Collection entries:
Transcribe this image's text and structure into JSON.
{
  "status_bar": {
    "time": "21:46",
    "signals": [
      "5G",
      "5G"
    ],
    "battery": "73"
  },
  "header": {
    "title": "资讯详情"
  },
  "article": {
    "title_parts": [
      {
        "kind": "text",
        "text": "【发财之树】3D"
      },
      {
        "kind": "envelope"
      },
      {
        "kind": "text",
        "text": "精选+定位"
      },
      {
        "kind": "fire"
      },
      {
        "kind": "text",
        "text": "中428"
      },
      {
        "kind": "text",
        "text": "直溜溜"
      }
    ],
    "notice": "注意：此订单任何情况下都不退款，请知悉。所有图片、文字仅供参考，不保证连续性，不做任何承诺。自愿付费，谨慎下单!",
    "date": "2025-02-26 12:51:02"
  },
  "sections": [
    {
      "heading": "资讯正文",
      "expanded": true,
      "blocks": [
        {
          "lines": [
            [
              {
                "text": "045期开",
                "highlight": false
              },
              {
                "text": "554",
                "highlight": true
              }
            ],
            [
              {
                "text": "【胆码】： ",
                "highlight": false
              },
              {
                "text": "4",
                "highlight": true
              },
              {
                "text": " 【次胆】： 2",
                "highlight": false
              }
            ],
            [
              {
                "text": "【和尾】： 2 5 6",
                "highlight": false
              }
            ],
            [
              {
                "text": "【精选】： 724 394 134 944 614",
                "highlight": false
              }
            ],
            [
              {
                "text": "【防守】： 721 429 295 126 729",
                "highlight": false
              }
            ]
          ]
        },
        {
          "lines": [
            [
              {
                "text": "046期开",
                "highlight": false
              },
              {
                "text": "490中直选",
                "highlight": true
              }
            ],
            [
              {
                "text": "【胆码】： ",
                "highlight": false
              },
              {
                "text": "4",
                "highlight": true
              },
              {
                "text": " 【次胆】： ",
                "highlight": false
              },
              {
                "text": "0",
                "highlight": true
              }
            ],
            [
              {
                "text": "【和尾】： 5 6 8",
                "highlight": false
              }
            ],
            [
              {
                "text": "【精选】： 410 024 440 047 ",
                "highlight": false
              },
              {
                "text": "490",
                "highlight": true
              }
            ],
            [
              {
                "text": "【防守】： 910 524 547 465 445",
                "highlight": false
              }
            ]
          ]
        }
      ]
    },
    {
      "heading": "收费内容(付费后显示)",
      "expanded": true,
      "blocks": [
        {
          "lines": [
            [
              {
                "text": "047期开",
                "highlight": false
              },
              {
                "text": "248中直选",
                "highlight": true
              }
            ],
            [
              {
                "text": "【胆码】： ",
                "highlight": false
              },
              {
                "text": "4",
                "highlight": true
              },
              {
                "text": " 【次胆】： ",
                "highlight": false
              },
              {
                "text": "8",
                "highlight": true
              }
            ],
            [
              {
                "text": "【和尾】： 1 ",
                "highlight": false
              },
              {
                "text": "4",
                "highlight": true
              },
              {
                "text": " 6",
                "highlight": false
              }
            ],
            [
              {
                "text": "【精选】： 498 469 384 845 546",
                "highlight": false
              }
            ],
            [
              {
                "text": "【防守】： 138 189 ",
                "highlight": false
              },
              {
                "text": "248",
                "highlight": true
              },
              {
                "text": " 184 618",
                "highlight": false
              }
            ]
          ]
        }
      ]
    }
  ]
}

TASK:
Each record must be repeated exactly as it is.

EXERCISE RESPONSE:
Transcribe this image's text and structure into JSON.
{
  "status_bar": {
    "time": "21:46",
    "signals": [
      "5G",
      "5G"
    ],
    "battery": "73"
  },
  "header": {
    "title": "资讯详情"
  },
  "article": {
    "title_parts": [
      {
        "kind": "text",
        "text": "【发财之树】3D"
      },
      {
        "kind": "envelope"
      },
      {
        "kind": "text",
        "text": "精选+定位"
      },
      {
        "kind": "fire"
      },
      {
        "kind": "text",
        "text": "中428"
      },
      {
        "kind": "text",
        "text": "直溜溜"
      }
    ],
    "notice": "注意：此订单任何情况下都不退款，请知悉。所有图片、文字仅供参考，不保证连续性，不做任何承诺。自愿付费，谨慎下单!",
    "date": "2025-02-26 12:51:02"
  },
  "sections": [
    {
      "heading": "资讯正文",
      "expanded": true,
      "blocks": [
        {
          "lines": [
            [
              {
                "text": "045期开",
                "highlight": false
              },
              {
                "text": "554",
                "highlight": true
              }
            ],
            [
              {
                "text": "【胆码】： ",
                "highlight": false
              },
              {
                "text": "4",
                "highlight": true
              },
              {
                "text": " 【次胆】： 2",
                "highlight": false
              }
            ],
            [
              {
                "text": "【和尾】： 2 5 6",
                "highlight": false
              }
            ],
            [
              {
                "text": "【精选】： 724 394 134 944 614",
                "highlight": false
              }
            ],
            [
              {
                "text": "【防守】： 721 429 295 126 729",
                "highlight": false
              }
            ]
          ]
        },
        {
          "lines": [
            [
              {
                "text": "046期开",
                "highlight": false
              },
              {
                "text": "490中直选",
                "highlight": true
              }
            ],
            [
              {
                "text": "【胆码】： ",
                "highlight": false
              },
              {
                "text": "4",
                "highlight": true
              },
              {
                "text": " 【次胆】： ",
                "highlight": false
              },
              {
                "text": "0",
                "highlight": true
              }
            ],
            [
              {
                "text": "【和尾】： 5 6 8",
                "highlight": false
              }
            ],
            [
              {
                "text": "【精选】： 410 024 440 047 ",
                "highlight": false
              },
              {
                "text": "490",
                "highlight": true
              }
            ],
            [
              {
                "text": "【防守】： 910 524 547 465 445",
                "highlight": false
              }
            ]
          ]
        }
      ]
    },
    {
      "heading": "收费内容(付费后显示)",
      "expanded": true,
      "blocks": [
        {
          "lines": [
            [
              {
                "text": "047期开",
                "highlight": false
              },
              {
                "text": "248中直选",
                "highlight": true
              }
            ],
            [
              {
                "text": "【胆码】： ",
                "highlight": false
              },
              {
                "text": "4",
                "highlight": true
              },
              {
                "text": " 【次胆】： ",
                "highlight": false
              },
              {
                "text": "8",
                "highlight": true
              }
            ],
            [
              {
                "text": "【和尾】： 1 ",
                "highlight": false
              },
              {
                "text": "4",
                "highlight": true
              },
              {
                "text": " 6",
                "highlight": false
              }
            ],
            [
              {
                "text": "【精选】： 498 469 384 845 546",
                "highlight": false
              }
            ],
            [
              {
                "text": "【防守】： 138 189 ",
                "highlight": false
              },
              {
                "text": "248",
                "highlight": true
              },
              {
                "text": " 184 618",
                "highlight": false
              }
            ]
          ]
        }
      ]
    }
  ]
}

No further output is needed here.